[DATA EXCERPTS]
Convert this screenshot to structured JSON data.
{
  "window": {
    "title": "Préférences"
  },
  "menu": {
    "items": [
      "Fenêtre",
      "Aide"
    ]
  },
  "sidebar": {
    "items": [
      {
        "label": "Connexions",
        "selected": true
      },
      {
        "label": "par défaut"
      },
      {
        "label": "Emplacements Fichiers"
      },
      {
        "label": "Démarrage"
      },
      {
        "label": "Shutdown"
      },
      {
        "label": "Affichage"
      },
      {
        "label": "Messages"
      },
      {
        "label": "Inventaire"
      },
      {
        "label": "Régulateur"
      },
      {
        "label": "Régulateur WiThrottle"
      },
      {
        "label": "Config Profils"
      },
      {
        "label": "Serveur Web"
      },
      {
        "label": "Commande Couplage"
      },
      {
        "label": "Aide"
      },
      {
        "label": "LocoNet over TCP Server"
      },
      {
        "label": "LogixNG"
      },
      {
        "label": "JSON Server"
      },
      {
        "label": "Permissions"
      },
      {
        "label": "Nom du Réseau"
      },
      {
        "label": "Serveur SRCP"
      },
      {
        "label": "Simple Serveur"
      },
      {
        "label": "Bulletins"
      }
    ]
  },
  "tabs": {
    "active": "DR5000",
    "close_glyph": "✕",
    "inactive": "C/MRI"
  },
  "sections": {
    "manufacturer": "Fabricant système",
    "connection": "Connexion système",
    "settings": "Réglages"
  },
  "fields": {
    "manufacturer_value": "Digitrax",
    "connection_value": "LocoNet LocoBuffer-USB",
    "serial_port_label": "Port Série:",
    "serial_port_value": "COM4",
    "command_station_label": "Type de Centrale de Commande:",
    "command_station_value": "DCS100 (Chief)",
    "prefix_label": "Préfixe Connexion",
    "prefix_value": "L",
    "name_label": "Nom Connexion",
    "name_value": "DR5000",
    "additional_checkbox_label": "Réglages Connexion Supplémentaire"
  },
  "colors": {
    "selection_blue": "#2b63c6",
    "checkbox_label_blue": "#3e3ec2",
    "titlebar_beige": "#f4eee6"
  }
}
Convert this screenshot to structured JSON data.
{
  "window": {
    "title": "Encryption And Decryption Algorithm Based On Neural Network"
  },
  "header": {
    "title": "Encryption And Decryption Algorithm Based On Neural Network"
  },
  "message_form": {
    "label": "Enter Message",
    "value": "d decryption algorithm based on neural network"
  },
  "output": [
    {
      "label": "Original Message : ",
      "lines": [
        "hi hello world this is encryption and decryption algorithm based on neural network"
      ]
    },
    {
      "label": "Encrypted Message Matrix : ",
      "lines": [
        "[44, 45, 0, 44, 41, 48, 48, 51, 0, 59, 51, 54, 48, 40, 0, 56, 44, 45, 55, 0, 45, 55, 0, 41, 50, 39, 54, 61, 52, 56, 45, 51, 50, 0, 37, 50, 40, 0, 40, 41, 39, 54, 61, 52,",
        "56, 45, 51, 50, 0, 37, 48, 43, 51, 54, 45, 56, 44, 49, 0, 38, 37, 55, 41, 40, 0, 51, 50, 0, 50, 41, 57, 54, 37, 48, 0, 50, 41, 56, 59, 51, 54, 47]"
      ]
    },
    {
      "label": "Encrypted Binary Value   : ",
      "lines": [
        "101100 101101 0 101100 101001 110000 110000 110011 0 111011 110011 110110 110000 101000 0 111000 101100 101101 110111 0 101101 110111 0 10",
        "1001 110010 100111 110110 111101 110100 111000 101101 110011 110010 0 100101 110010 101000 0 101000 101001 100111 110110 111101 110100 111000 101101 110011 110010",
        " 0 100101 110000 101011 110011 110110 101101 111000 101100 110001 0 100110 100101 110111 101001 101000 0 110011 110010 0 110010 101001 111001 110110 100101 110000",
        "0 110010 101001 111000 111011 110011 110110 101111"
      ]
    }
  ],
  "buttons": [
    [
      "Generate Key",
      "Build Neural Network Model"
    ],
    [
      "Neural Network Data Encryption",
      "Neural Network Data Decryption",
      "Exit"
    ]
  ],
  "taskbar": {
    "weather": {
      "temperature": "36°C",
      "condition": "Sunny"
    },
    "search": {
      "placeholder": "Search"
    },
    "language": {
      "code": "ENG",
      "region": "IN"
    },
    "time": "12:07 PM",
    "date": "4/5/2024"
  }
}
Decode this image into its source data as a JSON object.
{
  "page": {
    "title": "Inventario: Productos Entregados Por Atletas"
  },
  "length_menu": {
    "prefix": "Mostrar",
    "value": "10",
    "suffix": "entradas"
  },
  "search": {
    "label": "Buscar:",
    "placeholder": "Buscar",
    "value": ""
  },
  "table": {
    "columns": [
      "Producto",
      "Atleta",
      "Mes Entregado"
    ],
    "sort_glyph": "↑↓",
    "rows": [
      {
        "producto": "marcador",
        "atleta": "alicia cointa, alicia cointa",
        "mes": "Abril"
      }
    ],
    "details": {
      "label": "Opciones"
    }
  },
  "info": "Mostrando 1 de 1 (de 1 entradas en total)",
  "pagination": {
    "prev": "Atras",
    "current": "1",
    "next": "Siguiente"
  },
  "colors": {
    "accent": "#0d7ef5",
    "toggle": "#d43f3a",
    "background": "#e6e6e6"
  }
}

[EXERCISE]
Return exactly the lines from the line bearing "Decode this image" to the end of the records, inclusive of both; include no other lines.

[OUTPUT FOR THIS TASK]
Decode this image into its source data as a JSON object.
{
  "page": {
    "title": "Inventario: Productos Entregados Por Atletas"
  },
  "length_menu": {
    "prefix": "Mostrar",
    "value": "10",
    "suffix": "entradas"
  },
  "search": {
    "label": "Buscar:",
    "placeholder": "Buscar",
    "value": ""
  },
  "table": {
    "columns": [
      "Producto",
      "Atleta",
      "Mes Entregado"
    ],
    "sort_glyph": "↑↓",
    "rows": [
      {
        "producto": "marcador",
        "atleta": "alicia cointa, alicia cointa",
        "mes": "Abril"
      }
    ],
    "details": {
      "label": "Opciones"
    }
  },
  "info": "Mostrando 1 de 1 (de 1 entradas en total)",
  "pagination": {
    "prev": "Atras",
    "current": "1",
    "next": "Siguiente"
  },
  "colors": {
    "accent": "#0d7ef5",
    "toggle": "#d43f3a",
    "background": "#e6e6e6"
  }
}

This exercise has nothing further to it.